Records for processing –
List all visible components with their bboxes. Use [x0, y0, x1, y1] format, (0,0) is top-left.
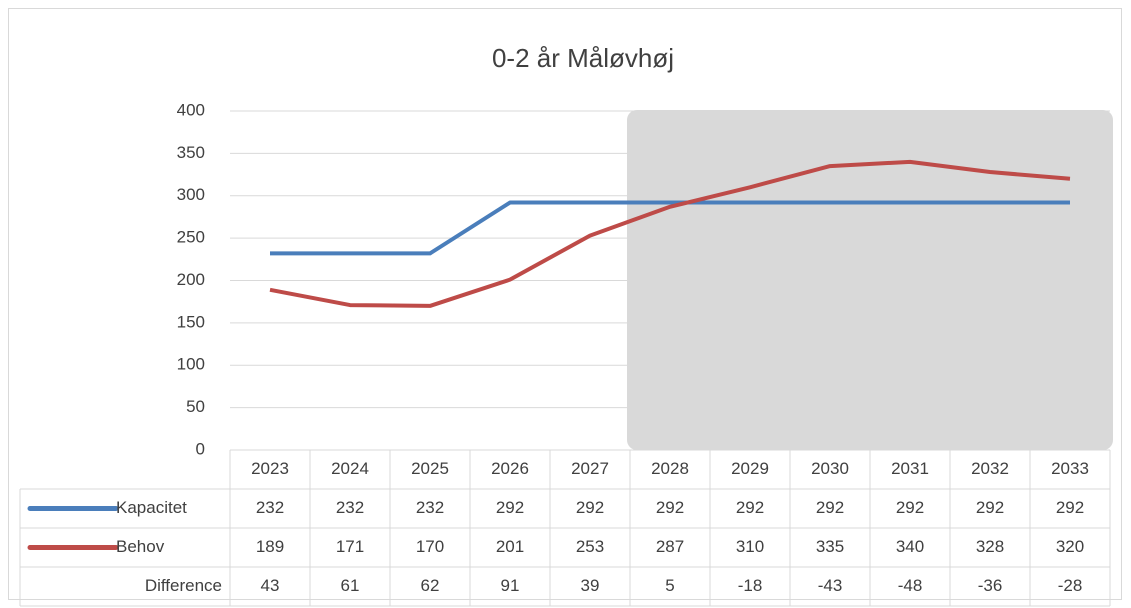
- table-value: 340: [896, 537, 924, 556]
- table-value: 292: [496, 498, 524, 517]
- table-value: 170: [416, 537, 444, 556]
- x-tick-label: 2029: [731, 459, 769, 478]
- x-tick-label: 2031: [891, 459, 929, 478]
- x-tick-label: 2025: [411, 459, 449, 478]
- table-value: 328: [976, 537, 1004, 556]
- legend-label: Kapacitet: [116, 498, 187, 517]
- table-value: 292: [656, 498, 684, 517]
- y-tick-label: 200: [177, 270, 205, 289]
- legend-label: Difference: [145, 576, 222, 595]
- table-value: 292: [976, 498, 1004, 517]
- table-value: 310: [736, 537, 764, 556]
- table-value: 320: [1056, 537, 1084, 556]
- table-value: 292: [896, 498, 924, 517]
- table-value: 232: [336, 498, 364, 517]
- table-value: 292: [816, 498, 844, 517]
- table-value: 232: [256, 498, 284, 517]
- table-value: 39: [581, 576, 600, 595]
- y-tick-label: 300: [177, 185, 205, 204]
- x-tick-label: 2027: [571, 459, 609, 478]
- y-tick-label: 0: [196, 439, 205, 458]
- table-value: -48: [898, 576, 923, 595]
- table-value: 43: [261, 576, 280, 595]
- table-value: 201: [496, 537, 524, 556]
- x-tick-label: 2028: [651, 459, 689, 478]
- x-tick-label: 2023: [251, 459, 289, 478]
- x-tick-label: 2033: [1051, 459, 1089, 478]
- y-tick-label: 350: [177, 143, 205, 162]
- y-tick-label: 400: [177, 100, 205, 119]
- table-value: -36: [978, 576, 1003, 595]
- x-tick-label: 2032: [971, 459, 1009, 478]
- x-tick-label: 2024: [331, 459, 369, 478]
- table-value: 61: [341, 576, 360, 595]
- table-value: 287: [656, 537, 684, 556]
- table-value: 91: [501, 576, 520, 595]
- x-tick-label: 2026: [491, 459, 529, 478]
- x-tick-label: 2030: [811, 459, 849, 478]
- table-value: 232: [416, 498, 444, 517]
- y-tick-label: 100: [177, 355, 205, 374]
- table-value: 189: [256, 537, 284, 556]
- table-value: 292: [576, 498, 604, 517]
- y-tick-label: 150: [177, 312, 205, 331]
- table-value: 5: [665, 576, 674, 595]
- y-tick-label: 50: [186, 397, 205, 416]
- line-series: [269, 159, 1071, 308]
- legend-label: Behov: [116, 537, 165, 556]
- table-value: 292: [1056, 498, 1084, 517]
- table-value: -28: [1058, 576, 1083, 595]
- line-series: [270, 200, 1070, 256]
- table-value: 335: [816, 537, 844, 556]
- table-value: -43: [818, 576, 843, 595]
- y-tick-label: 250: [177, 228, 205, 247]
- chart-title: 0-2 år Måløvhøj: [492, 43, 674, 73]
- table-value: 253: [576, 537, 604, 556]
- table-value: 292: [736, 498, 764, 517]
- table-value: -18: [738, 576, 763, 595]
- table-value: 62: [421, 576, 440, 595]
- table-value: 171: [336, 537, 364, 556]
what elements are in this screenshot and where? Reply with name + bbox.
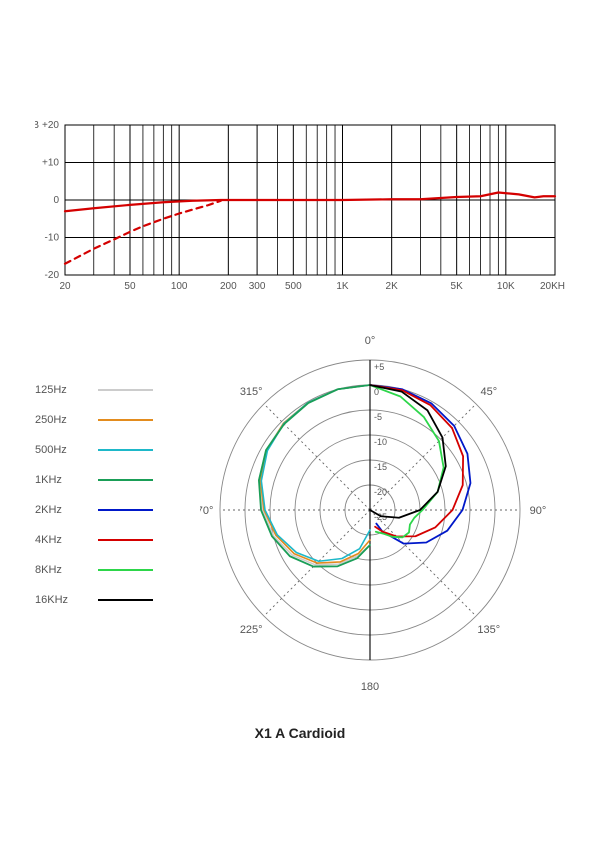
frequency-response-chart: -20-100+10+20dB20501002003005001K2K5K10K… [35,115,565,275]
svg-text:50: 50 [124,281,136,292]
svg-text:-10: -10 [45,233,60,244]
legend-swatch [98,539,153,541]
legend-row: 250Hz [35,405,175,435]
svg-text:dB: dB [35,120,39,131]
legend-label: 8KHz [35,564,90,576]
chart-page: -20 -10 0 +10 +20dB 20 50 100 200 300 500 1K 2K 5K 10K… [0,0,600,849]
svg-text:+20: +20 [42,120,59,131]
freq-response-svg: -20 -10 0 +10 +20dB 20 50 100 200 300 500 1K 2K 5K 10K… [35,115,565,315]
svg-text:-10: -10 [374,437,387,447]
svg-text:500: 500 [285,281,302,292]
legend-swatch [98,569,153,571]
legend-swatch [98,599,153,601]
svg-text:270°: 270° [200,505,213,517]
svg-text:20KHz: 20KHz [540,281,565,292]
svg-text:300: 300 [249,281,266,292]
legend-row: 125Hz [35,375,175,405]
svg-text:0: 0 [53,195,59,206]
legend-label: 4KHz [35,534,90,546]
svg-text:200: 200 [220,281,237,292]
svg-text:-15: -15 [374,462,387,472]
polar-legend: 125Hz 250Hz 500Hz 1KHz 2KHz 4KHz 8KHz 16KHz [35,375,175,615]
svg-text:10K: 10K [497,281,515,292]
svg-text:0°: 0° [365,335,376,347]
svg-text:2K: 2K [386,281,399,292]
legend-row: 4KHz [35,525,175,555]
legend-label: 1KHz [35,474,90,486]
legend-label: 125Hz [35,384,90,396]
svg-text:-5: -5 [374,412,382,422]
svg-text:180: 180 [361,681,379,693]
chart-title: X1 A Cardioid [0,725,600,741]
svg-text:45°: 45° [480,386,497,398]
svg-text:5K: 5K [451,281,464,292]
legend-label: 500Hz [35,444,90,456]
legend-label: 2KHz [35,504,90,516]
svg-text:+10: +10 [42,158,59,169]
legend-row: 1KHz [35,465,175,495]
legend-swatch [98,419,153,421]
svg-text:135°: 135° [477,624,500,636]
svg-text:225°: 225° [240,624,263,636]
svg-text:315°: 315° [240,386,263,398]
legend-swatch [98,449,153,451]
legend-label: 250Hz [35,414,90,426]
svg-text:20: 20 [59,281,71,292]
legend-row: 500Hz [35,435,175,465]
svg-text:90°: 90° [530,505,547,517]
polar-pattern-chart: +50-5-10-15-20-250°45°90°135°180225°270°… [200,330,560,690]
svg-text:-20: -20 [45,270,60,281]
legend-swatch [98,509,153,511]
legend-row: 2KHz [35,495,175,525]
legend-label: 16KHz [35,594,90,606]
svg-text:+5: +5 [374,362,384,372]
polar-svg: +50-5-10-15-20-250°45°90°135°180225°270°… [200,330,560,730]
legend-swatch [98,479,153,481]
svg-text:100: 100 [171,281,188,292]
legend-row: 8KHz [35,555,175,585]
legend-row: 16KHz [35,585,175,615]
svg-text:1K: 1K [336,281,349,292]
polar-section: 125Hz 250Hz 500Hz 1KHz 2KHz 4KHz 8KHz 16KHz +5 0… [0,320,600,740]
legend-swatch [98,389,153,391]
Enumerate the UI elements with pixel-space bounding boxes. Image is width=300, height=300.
--
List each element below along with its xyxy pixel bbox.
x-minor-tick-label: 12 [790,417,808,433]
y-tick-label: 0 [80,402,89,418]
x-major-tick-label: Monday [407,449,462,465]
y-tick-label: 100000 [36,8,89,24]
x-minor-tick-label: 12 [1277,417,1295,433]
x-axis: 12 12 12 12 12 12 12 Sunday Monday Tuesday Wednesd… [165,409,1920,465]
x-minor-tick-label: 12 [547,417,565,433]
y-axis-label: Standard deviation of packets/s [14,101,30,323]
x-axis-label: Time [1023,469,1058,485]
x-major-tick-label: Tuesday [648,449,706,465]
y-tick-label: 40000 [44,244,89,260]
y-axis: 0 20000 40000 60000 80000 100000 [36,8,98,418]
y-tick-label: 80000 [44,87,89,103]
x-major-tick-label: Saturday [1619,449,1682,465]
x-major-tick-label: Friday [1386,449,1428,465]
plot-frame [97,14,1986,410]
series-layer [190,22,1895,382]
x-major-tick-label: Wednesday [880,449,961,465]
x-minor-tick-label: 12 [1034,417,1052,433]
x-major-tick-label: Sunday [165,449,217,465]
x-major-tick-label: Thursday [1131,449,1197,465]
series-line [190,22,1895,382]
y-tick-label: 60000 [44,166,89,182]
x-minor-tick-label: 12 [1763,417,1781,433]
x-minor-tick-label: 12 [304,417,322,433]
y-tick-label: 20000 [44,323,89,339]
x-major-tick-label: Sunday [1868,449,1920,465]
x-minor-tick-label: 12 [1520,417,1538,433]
* * *
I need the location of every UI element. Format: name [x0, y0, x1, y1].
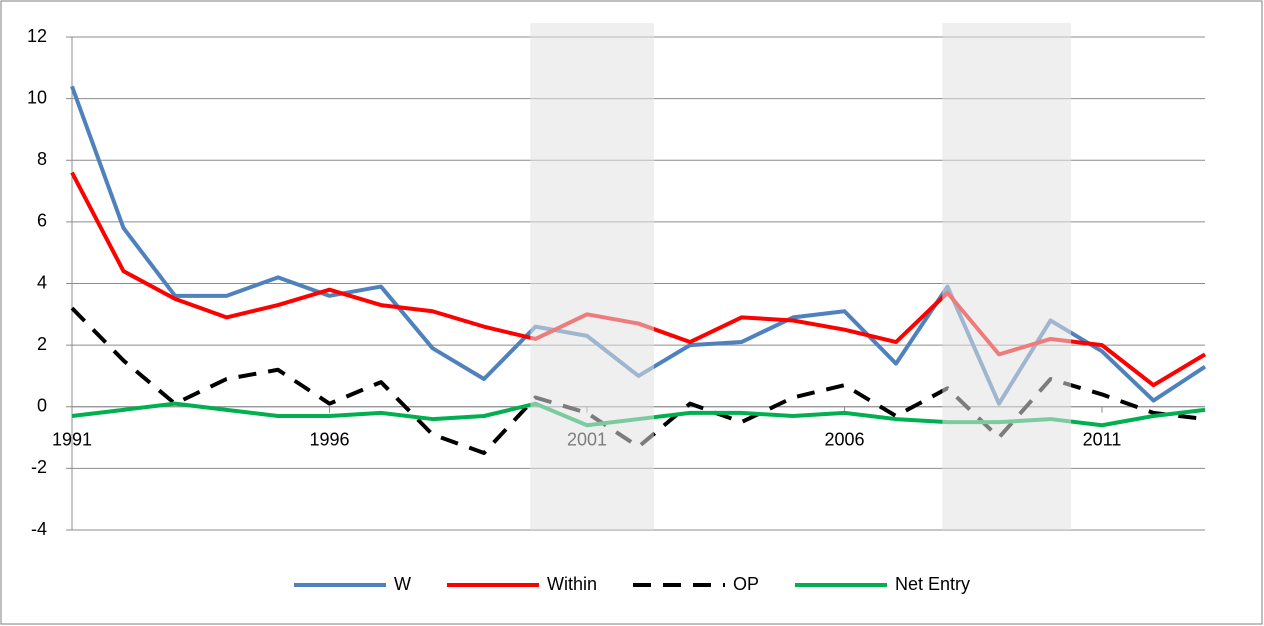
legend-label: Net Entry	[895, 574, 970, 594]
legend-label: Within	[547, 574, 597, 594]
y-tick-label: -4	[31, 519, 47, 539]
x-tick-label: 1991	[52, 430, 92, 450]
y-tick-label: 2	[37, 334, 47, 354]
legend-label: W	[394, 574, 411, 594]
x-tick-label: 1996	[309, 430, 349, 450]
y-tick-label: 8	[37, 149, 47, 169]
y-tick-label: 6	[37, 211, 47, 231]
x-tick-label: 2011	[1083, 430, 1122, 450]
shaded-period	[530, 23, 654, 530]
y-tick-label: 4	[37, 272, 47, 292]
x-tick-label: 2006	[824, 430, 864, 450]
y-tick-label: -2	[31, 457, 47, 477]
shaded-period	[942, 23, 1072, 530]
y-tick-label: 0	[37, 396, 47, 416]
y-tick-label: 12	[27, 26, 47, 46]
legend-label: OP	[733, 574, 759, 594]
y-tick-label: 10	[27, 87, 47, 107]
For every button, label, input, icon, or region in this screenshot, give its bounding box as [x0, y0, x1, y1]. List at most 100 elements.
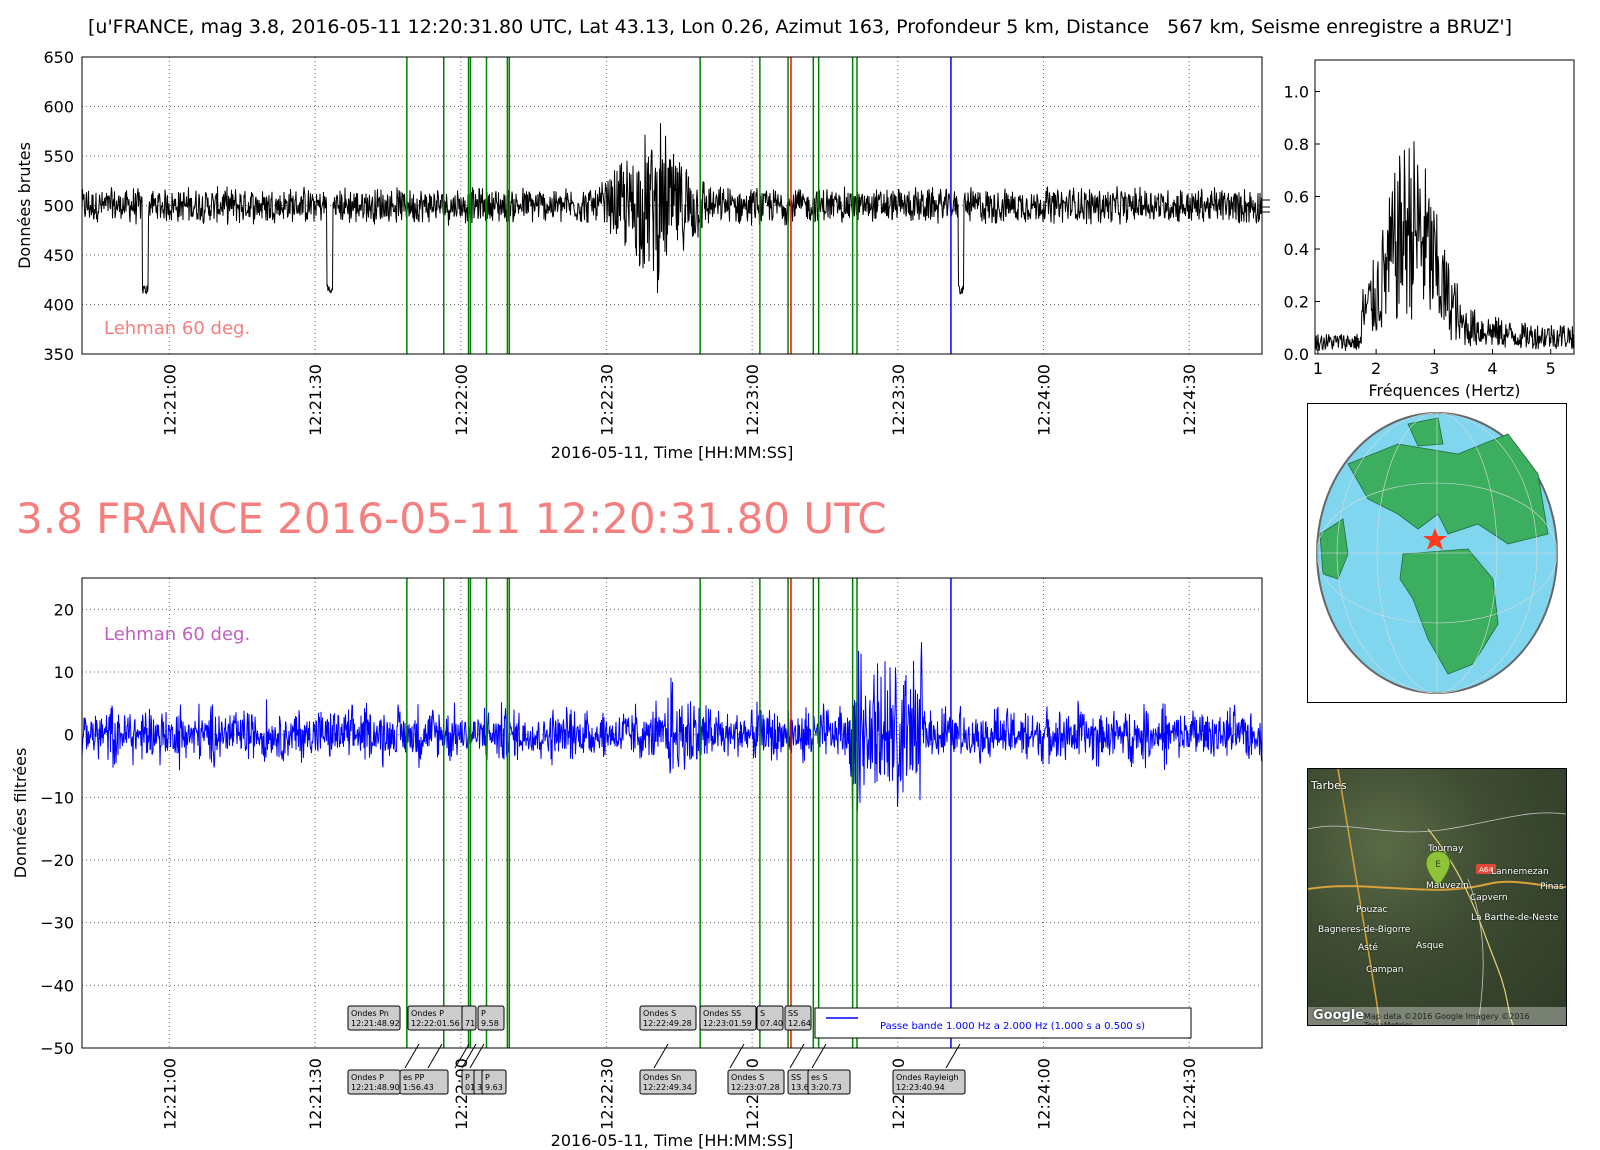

What to do – Reproduce the material starting at the line containing "I need the location" and ending at the line containing "149, 47, 169]", replacing "every" with "each" and leaving everything else unchanged. Leave the pictures out of your answer.

Final answer –
I need the location of each UI element. Format: name [x0, y0, x1, y1].
legend-label: Net Entry	[895, 574, 970, 594]
legend-label: Within	[547, 574, 597, 594]
y-tick-label: -4	[31, 519, 47, 539]
x-tick-label: 1991	[52, 430, 92, 450]
y-tick-label: 2	[37, 334, 47, 354]
legend-label: W	[394, 574, 411, 594]
x-tick-label: 1996	[309, 430, 349, 450]
y-tick-label: 8	[37, 149, 47, 169]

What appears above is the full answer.